Input data:
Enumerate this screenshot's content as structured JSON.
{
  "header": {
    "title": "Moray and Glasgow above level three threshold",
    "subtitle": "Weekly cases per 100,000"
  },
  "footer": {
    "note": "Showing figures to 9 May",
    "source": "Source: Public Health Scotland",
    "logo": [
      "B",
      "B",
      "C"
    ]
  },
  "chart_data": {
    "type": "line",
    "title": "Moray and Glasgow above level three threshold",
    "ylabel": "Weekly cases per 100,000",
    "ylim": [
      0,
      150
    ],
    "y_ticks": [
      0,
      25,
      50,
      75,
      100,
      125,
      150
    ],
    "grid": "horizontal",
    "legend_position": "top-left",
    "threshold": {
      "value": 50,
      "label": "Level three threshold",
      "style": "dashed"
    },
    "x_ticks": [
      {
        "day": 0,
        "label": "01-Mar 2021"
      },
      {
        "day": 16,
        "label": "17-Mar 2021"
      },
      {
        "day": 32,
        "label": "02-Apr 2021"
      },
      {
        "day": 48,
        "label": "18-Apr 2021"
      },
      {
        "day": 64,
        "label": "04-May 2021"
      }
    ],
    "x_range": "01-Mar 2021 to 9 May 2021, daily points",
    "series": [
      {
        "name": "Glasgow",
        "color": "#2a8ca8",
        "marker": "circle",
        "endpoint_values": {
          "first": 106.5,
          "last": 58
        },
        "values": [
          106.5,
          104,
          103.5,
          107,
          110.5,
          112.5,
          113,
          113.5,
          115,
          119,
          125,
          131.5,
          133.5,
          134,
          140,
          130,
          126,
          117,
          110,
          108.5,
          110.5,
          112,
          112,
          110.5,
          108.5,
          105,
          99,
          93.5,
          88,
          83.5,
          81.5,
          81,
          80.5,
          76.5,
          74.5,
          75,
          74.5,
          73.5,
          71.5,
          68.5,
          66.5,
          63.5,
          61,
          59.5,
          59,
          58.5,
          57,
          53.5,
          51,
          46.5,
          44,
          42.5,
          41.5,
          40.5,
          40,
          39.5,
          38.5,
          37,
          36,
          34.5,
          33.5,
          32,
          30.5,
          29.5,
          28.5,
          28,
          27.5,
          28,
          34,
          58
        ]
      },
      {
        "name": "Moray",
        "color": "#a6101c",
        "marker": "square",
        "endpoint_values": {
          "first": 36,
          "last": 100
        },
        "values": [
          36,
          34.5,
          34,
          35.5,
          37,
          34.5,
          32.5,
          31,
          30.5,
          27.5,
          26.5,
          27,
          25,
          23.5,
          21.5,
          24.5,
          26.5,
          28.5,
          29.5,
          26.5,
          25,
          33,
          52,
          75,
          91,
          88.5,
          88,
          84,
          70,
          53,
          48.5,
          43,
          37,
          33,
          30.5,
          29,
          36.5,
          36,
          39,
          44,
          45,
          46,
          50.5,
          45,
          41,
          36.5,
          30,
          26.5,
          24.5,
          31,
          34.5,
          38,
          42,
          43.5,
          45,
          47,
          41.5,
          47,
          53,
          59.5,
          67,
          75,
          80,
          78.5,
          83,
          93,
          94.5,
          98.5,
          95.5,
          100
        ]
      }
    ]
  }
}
==
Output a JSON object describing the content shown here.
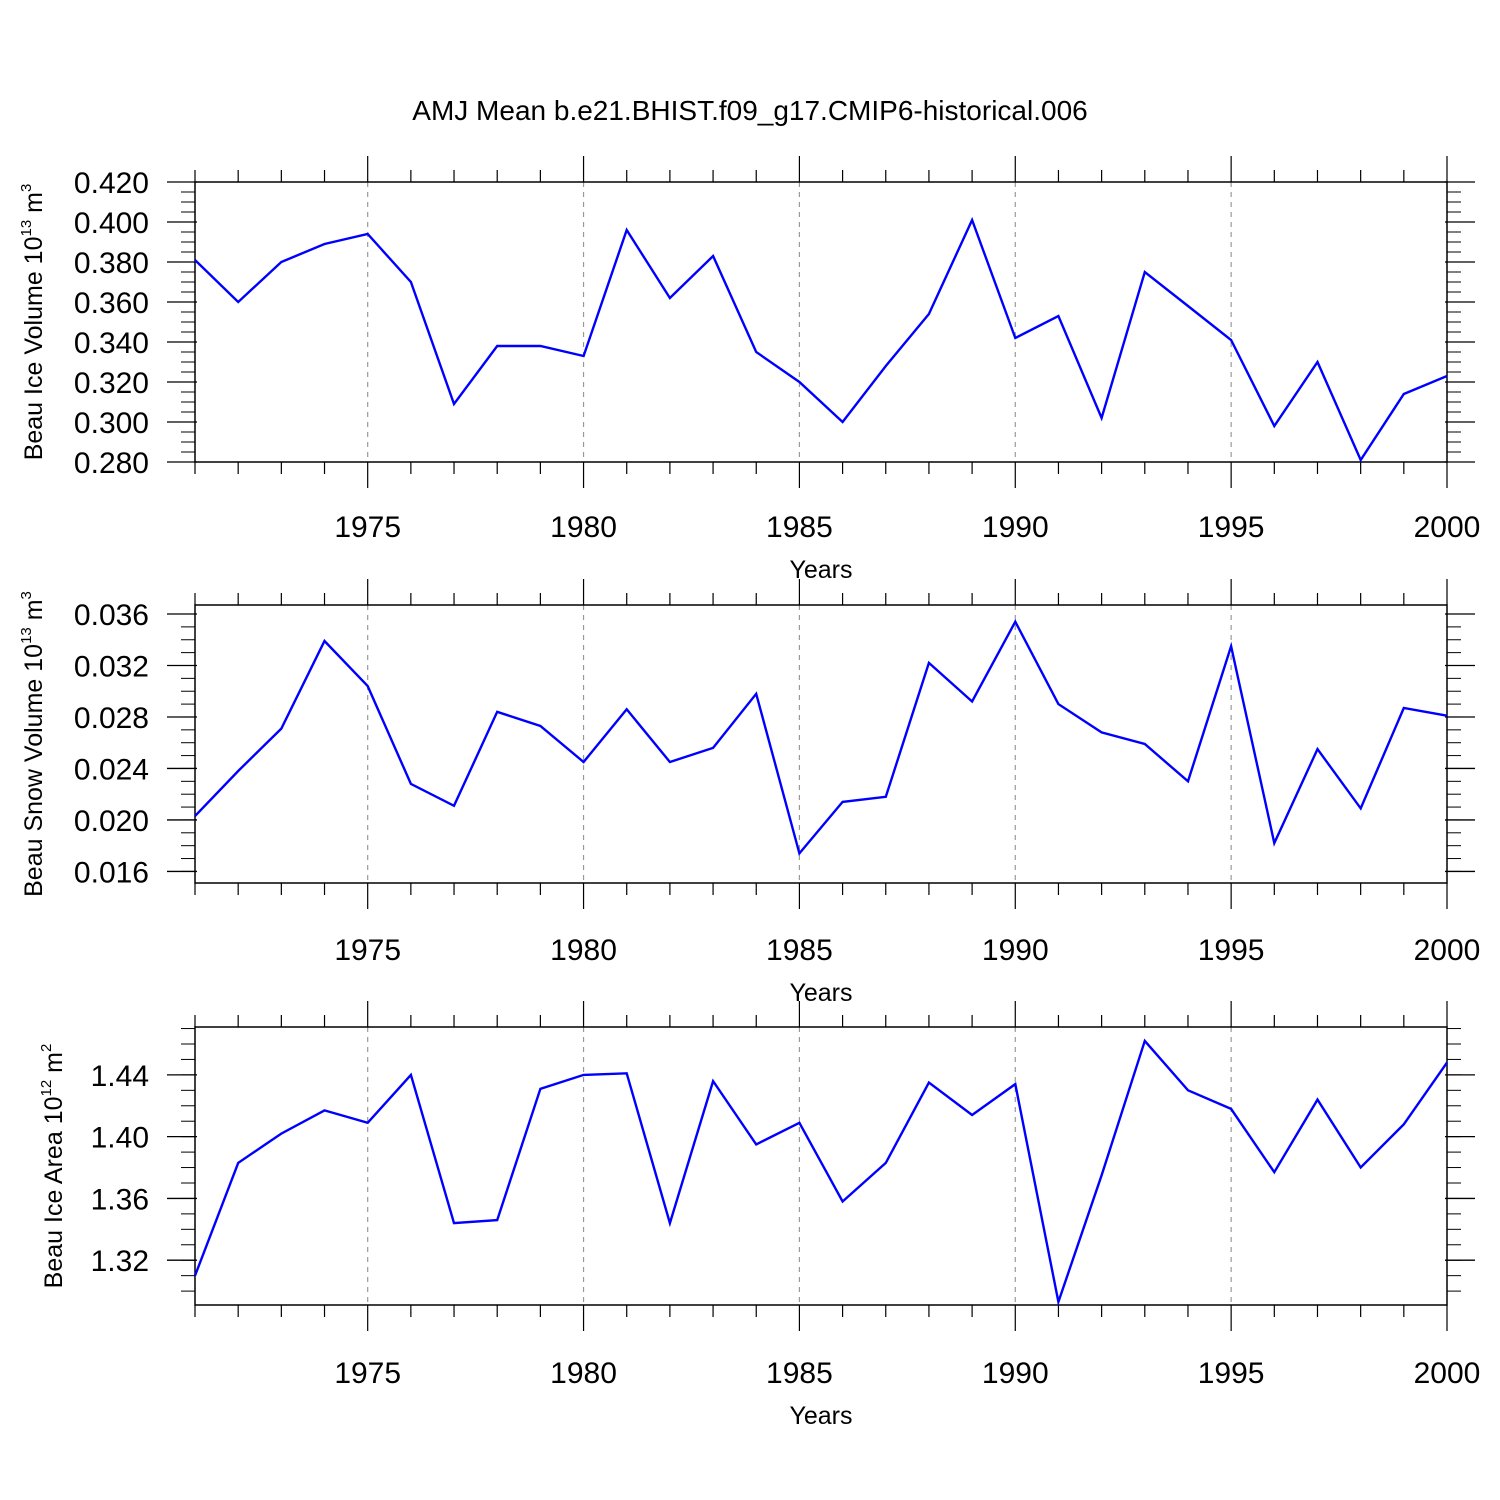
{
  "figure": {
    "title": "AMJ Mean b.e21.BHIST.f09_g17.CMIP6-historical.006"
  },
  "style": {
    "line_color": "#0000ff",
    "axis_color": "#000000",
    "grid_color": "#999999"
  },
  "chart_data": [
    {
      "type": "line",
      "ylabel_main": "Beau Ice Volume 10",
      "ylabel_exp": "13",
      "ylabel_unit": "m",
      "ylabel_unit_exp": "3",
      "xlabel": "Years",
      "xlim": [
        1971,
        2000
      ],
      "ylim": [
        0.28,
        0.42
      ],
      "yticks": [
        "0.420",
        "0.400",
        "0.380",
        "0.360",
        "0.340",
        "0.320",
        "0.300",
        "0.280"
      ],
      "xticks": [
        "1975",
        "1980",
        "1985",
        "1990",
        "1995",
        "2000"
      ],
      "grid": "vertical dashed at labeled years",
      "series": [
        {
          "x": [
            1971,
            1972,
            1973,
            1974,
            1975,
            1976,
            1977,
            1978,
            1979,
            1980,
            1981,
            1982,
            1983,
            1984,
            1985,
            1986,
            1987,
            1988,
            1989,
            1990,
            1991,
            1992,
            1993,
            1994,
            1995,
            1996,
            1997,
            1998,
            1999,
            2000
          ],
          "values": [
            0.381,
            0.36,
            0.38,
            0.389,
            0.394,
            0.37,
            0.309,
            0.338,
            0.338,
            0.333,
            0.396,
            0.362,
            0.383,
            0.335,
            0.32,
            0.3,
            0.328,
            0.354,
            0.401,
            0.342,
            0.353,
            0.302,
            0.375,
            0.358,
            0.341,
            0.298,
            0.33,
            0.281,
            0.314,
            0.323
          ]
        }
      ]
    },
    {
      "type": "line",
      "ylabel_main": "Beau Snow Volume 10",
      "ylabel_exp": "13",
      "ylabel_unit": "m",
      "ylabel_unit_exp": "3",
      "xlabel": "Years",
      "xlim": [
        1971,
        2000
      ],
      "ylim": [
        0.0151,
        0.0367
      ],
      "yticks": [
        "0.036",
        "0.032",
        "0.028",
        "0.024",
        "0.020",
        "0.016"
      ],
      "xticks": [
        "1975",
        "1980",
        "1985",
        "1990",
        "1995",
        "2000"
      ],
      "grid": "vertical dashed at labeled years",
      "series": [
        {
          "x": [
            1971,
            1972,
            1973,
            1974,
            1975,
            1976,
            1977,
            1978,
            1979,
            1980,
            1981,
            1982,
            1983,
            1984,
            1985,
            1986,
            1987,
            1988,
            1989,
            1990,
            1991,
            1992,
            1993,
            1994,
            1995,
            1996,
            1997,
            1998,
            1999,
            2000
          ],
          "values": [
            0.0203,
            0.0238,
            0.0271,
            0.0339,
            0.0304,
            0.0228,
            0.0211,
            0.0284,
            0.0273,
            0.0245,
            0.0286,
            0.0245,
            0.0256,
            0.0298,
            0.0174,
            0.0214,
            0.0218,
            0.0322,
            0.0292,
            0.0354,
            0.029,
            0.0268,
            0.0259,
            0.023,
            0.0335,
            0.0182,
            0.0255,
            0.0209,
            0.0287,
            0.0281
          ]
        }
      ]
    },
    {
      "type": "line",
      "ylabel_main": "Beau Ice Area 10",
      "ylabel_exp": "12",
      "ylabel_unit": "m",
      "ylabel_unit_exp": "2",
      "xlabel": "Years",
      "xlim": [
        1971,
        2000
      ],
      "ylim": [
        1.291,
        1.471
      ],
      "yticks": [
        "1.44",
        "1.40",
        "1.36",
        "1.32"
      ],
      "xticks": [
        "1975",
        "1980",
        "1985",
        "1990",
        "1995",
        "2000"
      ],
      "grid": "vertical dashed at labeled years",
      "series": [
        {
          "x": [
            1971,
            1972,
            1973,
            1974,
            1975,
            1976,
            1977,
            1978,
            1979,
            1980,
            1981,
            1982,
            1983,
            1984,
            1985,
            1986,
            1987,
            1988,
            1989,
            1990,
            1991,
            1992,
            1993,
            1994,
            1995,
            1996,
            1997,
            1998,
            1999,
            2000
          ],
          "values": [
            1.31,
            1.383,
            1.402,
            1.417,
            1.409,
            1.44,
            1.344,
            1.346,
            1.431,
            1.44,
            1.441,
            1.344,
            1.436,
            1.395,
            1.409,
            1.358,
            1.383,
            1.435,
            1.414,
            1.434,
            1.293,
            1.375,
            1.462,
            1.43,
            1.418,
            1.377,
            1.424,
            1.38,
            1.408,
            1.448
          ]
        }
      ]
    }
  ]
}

What the task asks:
Gather all lines of the records that include the word "Beau".

Solved exercise:
      "ylabel_main": "Beau Ice Volume 10",
      "ylabel_main": "Beau Snow Volume 10",
      "ylabel_main": "Beau Ice Area 10",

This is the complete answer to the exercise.